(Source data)
>>>>
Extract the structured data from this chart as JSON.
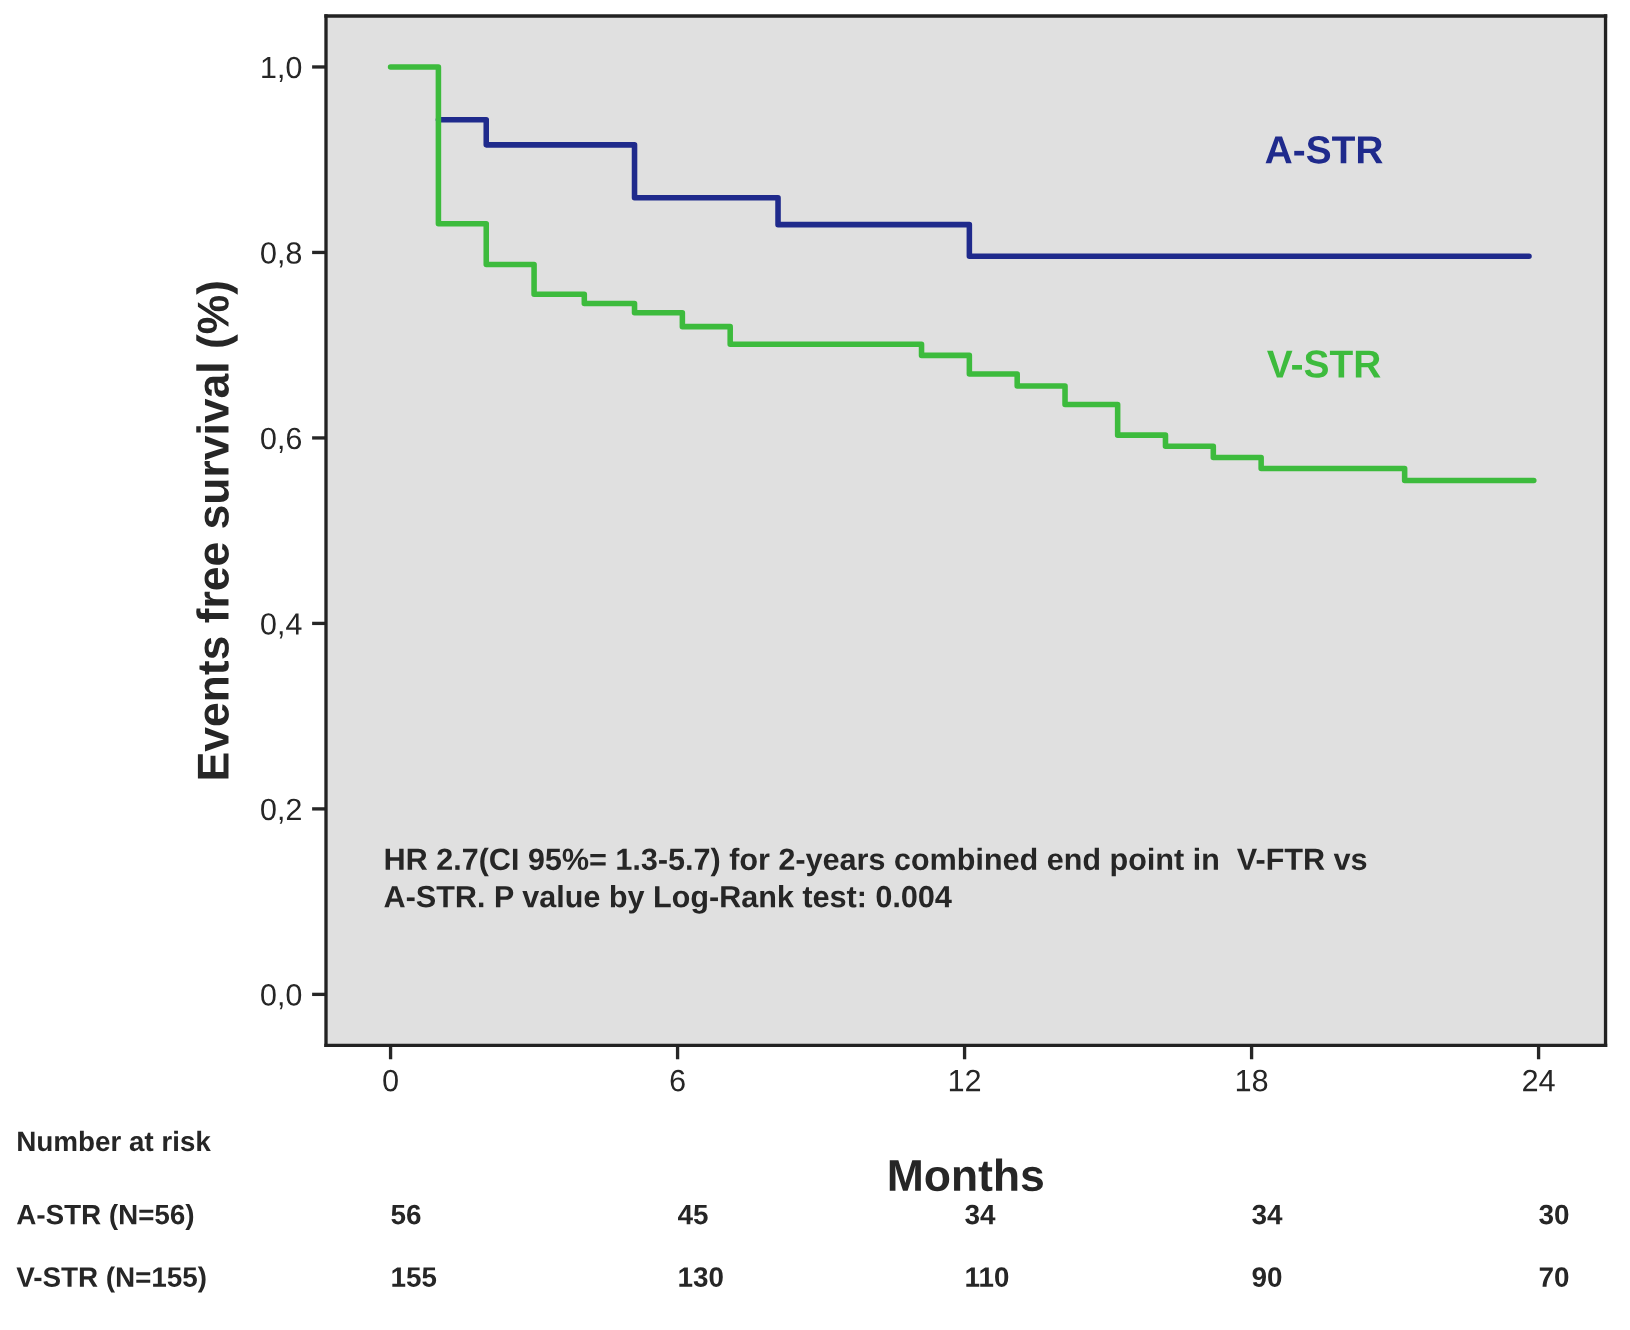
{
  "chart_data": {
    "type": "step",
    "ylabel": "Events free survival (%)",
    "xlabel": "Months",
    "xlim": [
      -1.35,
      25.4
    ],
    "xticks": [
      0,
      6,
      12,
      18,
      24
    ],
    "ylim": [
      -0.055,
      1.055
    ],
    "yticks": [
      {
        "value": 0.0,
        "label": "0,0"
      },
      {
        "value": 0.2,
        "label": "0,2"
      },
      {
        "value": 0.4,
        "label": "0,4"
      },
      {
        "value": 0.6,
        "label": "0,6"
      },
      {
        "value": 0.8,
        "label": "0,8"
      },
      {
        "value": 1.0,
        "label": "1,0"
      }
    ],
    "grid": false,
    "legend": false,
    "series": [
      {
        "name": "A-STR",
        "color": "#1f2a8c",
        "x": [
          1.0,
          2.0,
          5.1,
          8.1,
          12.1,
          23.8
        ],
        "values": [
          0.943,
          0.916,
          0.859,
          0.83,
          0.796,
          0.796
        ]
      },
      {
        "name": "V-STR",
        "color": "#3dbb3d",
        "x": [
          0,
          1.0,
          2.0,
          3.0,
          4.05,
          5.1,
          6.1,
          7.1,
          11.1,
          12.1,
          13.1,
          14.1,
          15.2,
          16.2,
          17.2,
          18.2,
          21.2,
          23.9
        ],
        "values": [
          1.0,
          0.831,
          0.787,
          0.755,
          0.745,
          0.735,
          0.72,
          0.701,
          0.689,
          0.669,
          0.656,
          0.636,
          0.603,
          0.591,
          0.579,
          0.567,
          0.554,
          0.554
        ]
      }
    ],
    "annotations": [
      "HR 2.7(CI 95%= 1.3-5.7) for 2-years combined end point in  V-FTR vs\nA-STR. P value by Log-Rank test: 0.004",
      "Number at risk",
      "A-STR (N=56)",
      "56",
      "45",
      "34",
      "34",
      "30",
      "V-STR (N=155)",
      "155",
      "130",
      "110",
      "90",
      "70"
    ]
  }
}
<<<<
Your instructions>
Without the pictures, restate all of the entries above verbatim.

Task solution>
Extract the structured data from this chart as JSON.
{
  "chart_data": {
    "type": "step",
    "ylabel": "Events free survival (%)",
    "xlabel": "Months",
    "xlim": [
      -1.35,
      25.4
    ],
    "xticks": [
      0,
      6,
      12,
      18,
      24
    ],
    "ylim": [
      -0.055,
      1.055
    ],
    "yticks": [
      {
        "value": 0.0,
        "label": "0,0"
      },
      {
        "value": 0.2,
        "label": "0,2"
      },
      {
        "value": 0.4,
        "label": "0,4"
      },
      {
        "value": 0.6,
        "label": "0,6"
      },
      {
        "value": 0.8,
        "label": "0,8"
      },
      {
        "value": 1.0,
        "label": "1,0"
      }
    ],
    "grid": false,
    "legend": false,
    "series": [
      {
        "name": "A-STR",
        "color": "#1f2a8c",
        "x": [
          1.0,
          2.0,
          5.1,
          8.1,
          12.1,
          23.8
        ],
        "values": [
          0.943,
          0.916,
          0.859,
          0.83,
          0.796,
          0.796
        ]
      },
      {
        "name": "V-STR",
        "color": "#3dbb3d",
        "x": [
          0,
          1.0,
          2.0,
          3.0,
          4.05,
          5.1,
          6.1,
          7.1,
          11.1,
          12.1,
          13.1,
          14.1,
          15.2,
          16.2,
          17.2,
          18.2,
          21.2,
          23.9
        ],
        "values": [
          1.0,
          0.831,
          0.787,
          0.755,
          0.745,
          0.735,
          0.72,
          0.701,
          0.689,
          0.669,
          0.656,
          0.636,
          0.603,
          0.591,
          0.579,
          0.567,
          0.554,
          0.554
        ]
      }
    ],
    "annotations": [
      "HR 2.7(CI 95%= 1.3-5.7) for 2-years combined end point in  V-FTR vs\nA-STR. P value by Log-Rank test: 0.004",
      "Number at risk",
      "A-STR (N=56)",
      "56",
      "45",
      "34",
      "34",
      "30",
      "V-STR (N=155)",
      "155",
      "130",
      "110",
      "90",
      "70"
    ]
  }
}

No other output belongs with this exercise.